┌──

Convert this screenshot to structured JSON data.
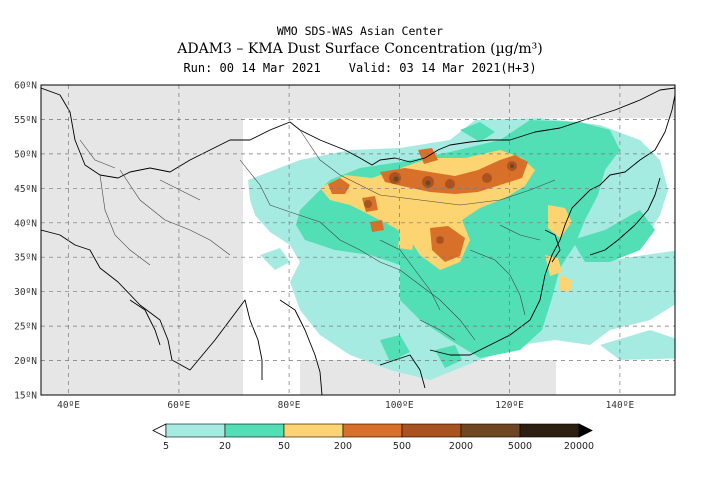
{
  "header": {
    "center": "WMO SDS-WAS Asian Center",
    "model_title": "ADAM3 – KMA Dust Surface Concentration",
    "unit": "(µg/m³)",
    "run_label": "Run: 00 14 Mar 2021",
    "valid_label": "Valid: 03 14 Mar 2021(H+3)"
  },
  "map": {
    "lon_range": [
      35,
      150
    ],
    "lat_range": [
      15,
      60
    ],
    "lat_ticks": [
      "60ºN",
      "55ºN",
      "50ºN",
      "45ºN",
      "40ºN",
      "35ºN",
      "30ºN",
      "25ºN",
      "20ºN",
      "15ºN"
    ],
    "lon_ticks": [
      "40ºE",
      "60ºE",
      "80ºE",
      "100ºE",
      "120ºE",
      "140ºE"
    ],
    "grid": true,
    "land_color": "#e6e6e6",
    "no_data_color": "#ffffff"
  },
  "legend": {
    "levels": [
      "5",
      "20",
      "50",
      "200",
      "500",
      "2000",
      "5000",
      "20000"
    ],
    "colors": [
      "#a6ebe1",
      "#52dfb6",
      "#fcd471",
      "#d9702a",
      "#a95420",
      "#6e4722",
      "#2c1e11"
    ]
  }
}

└──

TASK DETAILS: Your task is to return the entries above exactly, with no pictures.

FULL ANSWER:
Convert this screenshot to structured JSON data.
{
  "header": {
    "center": "WMO SDS-WAS Asian Center",
    "model_title": "ADAM3 – KMA Dust Surface Concentration",
    "unit": "(µg/m³)",
    "run_label": "Run: 00 14 Mar 2021",
    "valid_label": "Valid: 03 14 Mar 2021(H+3)"
  },
  "map": {
    "lon_range": [
      35,
      150
    ],
    "lat_range": [
      15,
      60
    ],
    "lat_ticks": [
      "60ºN",
      "55ºN",
      "50ºN",
      "45ºN",
      "40ºN",
      "35ºN",
      "30ºN",
      "25ºN",
      "20ºN",
      "15ºN"
    ],
    "lon_ticks": [
      "40ºE",
      "60ºE",
      "80ºE",
      "100ºE",
      "120ºE",
      "140ºE"
    ],
    "grid": true,
    "land_color": "#e6e6e6",
    "no_data_color": "#ffffff"
  },
  "legend": {
    "levels": [
      "5",
      "20",
      "50",
      "200",
      "500",
      "2000",
      "5000",
      "20000"
    ],
    "colors": [
      "#a6ebe1",
      "#52dfb6",
      "#fcd471",
      "#d9702a",
      "#a95420",
      "#6e4722",
      "#2c1e11"
    ]
  }
}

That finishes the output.